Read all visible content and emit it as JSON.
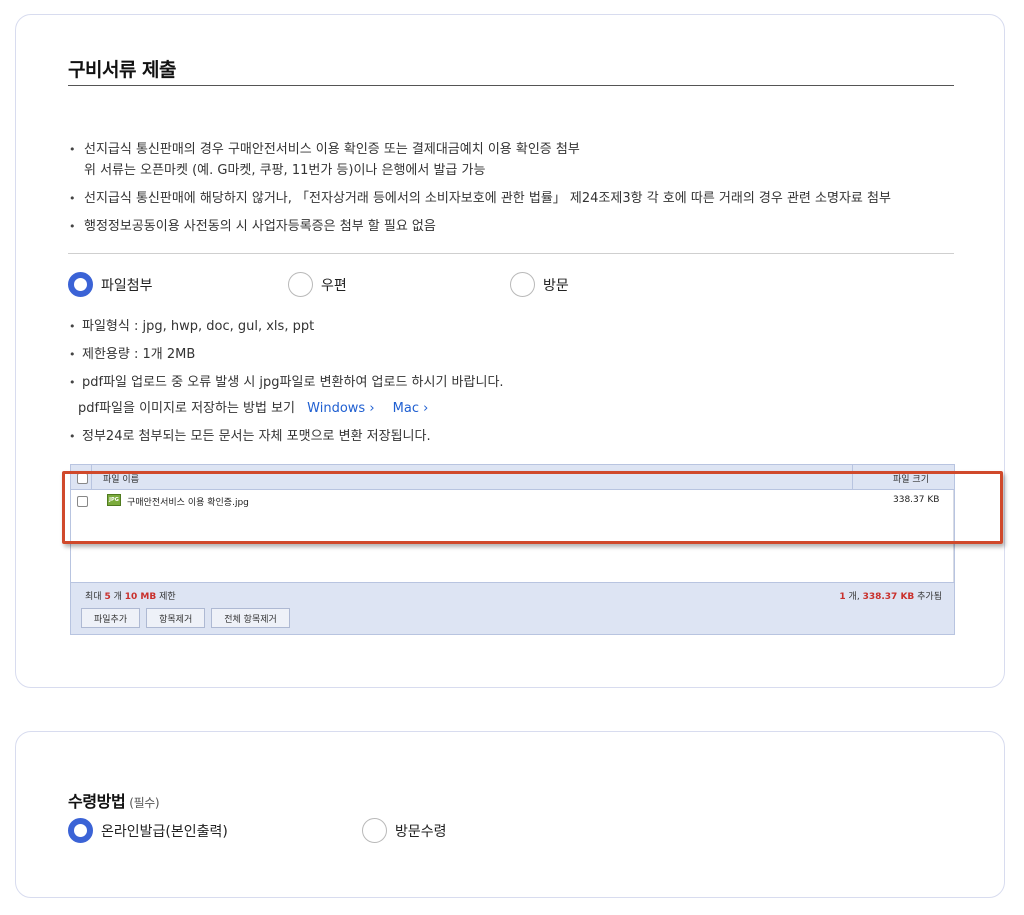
{
  "documents": {
    "title": "구비서류 제출",
    "bullets": [
      "선지급식 통신판매의 경우 구매안전서비스 이용 확인증 또는 결제대금예치 이용 확인증 첨부",
      "위 서류는 오픈마켓 (예. G마켓, 쿠팡, 11번가 등)이나 은행에서 발급 가능",
      "선지급식 통신판매에 해당하지 않거나, 「전자상거래 등에서의 소비자보호에 관한 법률」 제24조제3항 각 호에 따른 거래의 경우 관련 소명자료 첨부",
      "행정정보공동이용 사전동의 시 사업자등록증은 첨부 할 필요 없음"
    ],
    "submit_methods": [
      {
        "label": "파일첨부",
        "selected": true
      },
      {
        "label": "우편",
        "selected": false
      },
      {
        "label": "방문",
        "selected": false
      }
    ],
    "info": {
      "file_types": "파일형식 : jpg, hwp, doc, gul, xls, ppt",
      "size_limit": "제한용량 : 1개 2MB",
      "pdf_notice": "pdf파일 업로드 중 오류 발생 시 jpg파일로 변환하여 업로드 하시기 바랍니다.",
      "pdf_howto": "pdf파일을 이미지로 저장하는 방법 보기",
      "link_windows": "Windows  ›",
      "link_mac": "Mac  ›",
      "format_notice": "정부24로 첨부되는 모든 문서는 자체 포맷으로 변환 저장됩니다."
    },
    "uploader": {
      "col_name": "파일 이름",
      "col_size": "파일 크기",
      "files": [
        {
          "icon": "JPG",
          "name": "구매안전서비스 이용 확인증.jpg",
          "size": "338.37 KB",
          "checked": false
        }
      ],
      "limit_prefix": "최대",
      "limit_count": "5",
      "limit_mid": "개",
      "limit_size": "10 MB",
      "limit_suffix": "제한",
      "added_count": "1",
      "added_mid": "개,",
      "added_size": "338.37 KB",
      "added_suffix": "추가됨",
      "buttons": {
        "add": "파일추가",
        "remove": "항목제거",
        "remove_all": "전체 항목제거"
      }
    }
  },
  "receipt": {
    "title": "수령방법",
    "required": "(필수)",
    "options": [
      {
        "label": "온라인발급(본인출력)",
        "selected": true
      },
      {
        "label": "방문수령",
        "selected": false
      }
    ]
  },
  "colors": {
    "accent": "#3b63d6",
    "link": "#1f5fd1",
    "highlight": "#d0492b",
    "red_text": "#c9302c"
  }
}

• **The request**:
Return all lines containing the word "선지급식".

• **The solution**:
      "선지급식 통신판매의 경우 구매안전서비스 이용 확인증 또는 결제대금예치 이용 확인증 첨부",
      "선지급식 통신판매에 해당하지 않거나, 「전자상거래 등에서의 소비자보호에 관한 법률」 제24조제3항 각 호에 따른 거래의 경우 관련 소명자료 첨부",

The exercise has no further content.